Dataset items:
--------------------
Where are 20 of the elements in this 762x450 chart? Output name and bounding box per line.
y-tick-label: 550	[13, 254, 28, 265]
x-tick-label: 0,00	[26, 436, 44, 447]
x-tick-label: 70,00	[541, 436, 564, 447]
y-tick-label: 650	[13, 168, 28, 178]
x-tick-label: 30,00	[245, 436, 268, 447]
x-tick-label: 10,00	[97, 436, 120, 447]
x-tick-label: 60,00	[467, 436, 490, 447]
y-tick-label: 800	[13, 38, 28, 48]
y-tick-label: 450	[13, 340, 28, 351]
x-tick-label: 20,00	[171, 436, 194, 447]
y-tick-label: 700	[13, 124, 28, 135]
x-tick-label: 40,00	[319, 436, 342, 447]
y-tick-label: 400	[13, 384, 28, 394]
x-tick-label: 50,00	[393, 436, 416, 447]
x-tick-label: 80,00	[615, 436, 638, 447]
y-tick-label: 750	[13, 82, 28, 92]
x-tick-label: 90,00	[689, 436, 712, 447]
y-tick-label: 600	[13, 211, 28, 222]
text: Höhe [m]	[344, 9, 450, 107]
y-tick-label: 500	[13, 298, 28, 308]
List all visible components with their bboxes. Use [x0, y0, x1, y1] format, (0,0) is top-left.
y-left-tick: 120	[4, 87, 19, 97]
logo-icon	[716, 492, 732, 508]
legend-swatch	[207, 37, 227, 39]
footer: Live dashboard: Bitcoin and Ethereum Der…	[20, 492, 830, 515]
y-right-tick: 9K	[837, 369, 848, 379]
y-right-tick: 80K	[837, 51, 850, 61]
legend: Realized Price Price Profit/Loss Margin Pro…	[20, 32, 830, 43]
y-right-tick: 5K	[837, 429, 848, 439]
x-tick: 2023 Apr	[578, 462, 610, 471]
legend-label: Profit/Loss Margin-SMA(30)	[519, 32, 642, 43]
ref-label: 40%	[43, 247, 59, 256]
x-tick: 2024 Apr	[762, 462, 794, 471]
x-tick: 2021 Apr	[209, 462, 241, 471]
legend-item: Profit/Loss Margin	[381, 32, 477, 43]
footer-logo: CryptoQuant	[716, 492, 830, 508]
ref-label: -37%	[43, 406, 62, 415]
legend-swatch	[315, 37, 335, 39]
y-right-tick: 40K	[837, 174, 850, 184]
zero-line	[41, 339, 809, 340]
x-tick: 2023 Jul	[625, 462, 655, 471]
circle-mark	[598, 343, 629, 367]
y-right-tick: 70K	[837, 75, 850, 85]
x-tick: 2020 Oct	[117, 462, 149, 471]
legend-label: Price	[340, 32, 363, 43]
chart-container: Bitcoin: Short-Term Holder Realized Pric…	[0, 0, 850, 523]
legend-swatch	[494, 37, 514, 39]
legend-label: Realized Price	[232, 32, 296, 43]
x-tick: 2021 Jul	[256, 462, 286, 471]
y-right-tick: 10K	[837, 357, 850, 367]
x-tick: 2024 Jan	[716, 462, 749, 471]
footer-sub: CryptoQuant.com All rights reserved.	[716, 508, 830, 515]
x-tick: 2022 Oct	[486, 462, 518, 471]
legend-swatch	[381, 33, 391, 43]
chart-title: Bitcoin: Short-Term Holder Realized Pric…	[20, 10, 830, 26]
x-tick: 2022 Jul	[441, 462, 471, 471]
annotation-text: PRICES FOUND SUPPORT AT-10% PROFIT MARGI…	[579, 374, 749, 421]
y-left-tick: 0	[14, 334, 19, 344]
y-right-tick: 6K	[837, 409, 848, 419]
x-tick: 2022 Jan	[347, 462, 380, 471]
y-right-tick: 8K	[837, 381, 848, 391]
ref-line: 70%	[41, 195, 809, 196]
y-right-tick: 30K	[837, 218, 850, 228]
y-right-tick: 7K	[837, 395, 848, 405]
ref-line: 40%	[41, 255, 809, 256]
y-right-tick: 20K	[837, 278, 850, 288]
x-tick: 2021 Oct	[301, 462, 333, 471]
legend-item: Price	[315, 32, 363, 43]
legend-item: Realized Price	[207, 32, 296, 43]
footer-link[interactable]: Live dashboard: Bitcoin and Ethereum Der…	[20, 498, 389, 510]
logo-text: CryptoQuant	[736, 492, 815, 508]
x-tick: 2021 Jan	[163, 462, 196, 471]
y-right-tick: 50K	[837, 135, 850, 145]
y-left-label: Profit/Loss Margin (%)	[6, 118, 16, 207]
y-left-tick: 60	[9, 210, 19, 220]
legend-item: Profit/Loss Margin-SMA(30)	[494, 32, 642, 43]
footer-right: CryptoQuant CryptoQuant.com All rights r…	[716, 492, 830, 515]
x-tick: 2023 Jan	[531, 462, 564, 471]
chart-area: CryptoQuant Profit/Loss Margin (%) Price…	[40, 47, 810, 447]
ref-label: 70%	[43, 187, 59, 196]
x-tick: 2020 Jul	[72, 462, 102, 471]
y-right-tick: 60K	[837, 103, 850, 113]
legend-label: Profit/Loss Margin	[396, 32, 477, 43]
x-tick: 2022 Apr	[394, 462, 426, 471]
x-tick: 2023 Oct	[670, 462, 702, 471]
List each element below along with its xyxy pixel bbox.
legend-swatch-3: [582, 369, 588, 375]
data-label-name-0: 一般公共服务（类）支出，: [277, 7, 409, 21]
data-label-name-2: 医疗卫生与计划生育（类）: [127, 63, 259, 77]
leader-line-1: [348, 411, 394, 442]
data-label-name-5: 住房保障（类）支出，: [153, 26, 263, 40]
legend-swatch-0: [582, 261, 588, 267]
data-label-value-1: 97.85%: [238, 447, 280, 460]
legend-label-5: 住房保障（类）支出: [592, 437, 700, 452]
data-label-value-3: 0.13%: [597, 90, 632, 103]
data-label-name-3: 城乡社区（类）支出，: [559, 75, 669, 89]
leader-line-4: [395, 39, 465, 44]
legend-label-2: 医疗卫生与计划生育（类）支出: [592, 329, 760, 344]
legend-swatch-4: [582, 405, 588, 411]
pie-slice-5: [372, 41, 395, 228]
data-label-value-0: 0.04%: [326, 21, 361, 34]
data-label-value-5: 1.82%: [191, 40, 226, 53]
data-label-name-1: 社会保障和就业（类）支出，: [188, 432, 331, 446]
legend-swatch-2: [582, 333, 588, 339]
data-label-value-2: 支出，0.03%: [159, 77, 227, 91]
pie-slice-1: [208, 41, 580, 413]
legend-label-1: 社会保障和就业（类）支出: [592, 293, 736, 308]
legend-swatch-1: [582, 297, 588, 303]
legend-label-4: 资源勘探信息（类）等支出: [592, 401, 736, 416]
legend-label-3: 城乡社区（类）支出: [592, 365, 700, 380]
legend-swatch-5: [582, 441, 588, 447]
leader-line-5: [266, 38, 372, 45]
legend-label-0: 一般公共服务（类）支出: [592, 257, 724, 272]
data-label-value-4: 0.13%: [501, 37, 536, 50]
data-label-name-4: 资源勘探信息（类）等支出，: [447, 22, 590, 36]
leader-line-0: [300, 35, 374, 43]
--------------------
§ **Requirements**
Can you substitute "x-axis-label" for "x-tick-label" in the material, from the beginning of the material through the line containing "384, 28, 394]", and give those lines again with nothing else changed?

§ **Reply**
Where are 20 of the elements in this 762x450 chart? Output name and bounding box per line.
y-tick-label: 550	[13, 254, 28, 265]
x-axis-label: 0,00	[26, 436, 44, 447]
x-axis-label: 70,00	[541, 436, 564, 447]
y-tick-label: 650	[13, 168, 28, 178]
x-axis-label: 30,00	[245, 436, 268, 447]
x-axis-label: 10,00	[97, 436, 120, 447]
x-axis-label: 60,00	[467, 436, 490, 447]
y-tick-label: 800	[13, 38, 28, 48]
y-tick-label: 450	[13, 340, 28, 351]
x-axis-label: 20,00	[171, 436, 194, 447]
y-tick-label: 700	[13, 124, 28, 135]
x-axis-label: 40,00	[319, 436, 342, 447]
y-tick-label: 400	[13, 384, 28, 394]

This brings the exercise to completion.